## [Recorded data]
+ + + +

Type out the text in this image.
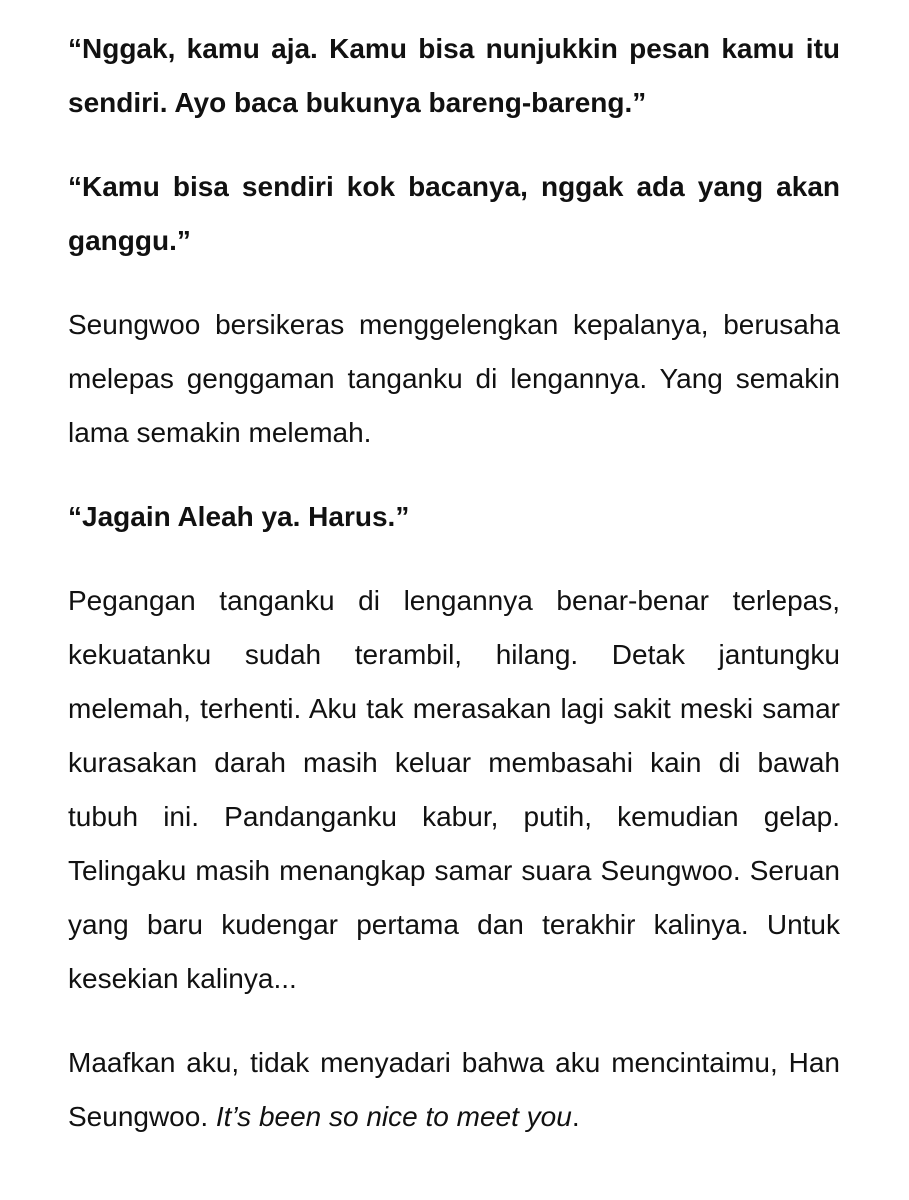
“Nggak, kamu aja. Kamu bisa nunjukkin pesan kamu itu sendiri. Ayo baca bukunya bareng-bareng.”

“Kamu bisa sendiri kok bacanya, nggak ada yang akan ganggu.”

Seungwoo bersikeras menggelengkan kepalanya, berusaha melepas genggaman tanganku di lengannya. Yang semakin lama semakin melemah.

“Jagain Aleah ya. Harus.”

Pegangan tanganku di lengannya benar-benar terlepas, kekuatanku sudah terambil, hilang. Detak jantungku melemah, terhenti. Aku tak merasakan lagi sakit meski samar kurasakan darah masih keluar membasahi kain di bawah tubuh ini. Pandanganku kabur, putih, kemudian gelap. Telingaku masih menangkap samar suara Seungwoo. Seruan yang baru kudengar pertama dan terakhir kalinya. Untuk kesekian kalinya...

Maafkan aku, tidak menyadari bahwa aku mencintaimu, Han Seungwoo. It’s been so nice to meet you.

+ + + +

## [Directive]
Pick out each line containing the string "tanganku" and copy it.

## [Result]
Seungwoo bersikeras menggelengkan kepalanya, berusaha melepas genggaman tanganku di lengannya. Yang semakin lama semakin melemah.
Pegangan tanganku di lengannya benar-benar terlepas, kekuatanku sudah terambil, hilang. Detak jantungku melemah, terhenti. Aku tak merasakan lagi sakit meski samar kurasakan darah masih keluar membasahi kain di bawah tubuh ini. Pandanganku kabur, putih, kemudian gelap. Telingaku masih menangkap samar suara Seungwoo. Seruan yang baru kudengar pertama dan terakhir kalinya. Untuk kesekian kalinya...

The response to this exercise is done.